• **GOAL OF THE EXERCISE**
Copy every entry precisely.

• **RECORDS PROVIDED**
# # # #

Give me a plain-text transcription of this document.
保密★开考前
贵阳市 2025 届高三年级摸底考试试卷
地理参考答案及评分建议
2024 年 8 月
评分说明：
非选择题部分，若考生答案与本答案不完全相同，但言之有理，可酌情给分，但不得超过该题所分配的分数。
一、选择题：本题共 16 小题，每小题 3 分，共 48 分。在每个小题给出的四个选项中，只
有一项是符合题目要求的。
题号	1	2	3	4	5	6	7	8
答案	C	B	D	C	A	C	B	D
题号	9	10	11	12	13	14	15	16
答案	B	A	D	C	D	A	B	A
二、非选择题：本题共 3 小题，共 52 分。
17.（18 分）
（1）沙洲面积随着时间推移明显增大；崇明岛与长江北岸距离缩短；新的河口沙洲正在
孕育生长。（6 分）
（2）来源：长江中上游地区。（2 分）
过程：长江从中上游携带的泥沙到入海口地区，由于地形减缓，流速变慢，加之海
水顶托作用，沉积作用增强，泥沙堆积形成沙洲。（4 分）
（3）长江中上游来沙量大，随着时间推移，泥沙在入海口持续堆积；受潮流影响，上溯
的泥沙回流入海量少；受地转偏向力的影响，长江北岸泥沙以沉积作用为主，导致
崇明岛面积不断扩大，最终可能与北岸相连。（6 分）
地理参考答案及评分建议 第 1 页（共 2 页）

# # # #

• **COMPLETE RESPONSE**
Give me a plain-text transcription of this document.
保密★开考前
贵阳市 2025 届高三年级摸底考试试卷
地理参考答案及评分建议
2024 年 8 月
评分说明：
非选择题部分，若考生答案与本答案不完全相同，但言之有理，可酌情给分，但不得超过该题所分配的分数。
一、选择题：本题共 16 小题，每小题 3 分，共 48 分。在每个小题给出的四个选项中，只
有一项是符合题目要求的。
题号	1	2	3	4	5	6	7	8
答案	C	B	D	C	A	C	B	D
题号	9	10	11	12	13	14	15	16
答案	B	A	D	C	D	A	B	A
二、非选择题：本题共 3 小题，共 52 分。
17.（18 分）
（1）沙洲面积随着时间推移明显增大；崇明岛与长江北岸距离缩短；新的河口沙洲正在
孕育生长。（6 分）
（2）来源：长江中上游地区。（2 分）
过程：长江从中上游携带的泥沙到入海口地区，由于地形减缓，流速变慢，加之海
水顶托作用，沉积作用增强，泥沙堆积形成沙洲。（4 分）
（3）长江中上游来沙量大，随着时间推移，泥沙在入海口持续堆积；受潮流影响，上溯
的泥沙回流入海量少；受地转偏向力的影响，长江北岸泥沙以沉积作用为主，导致
崇明岛面积不断扩大，最终可能与北岸相连。（6 分）
地理参考答案及评分建议 第 1 页（共 2 页）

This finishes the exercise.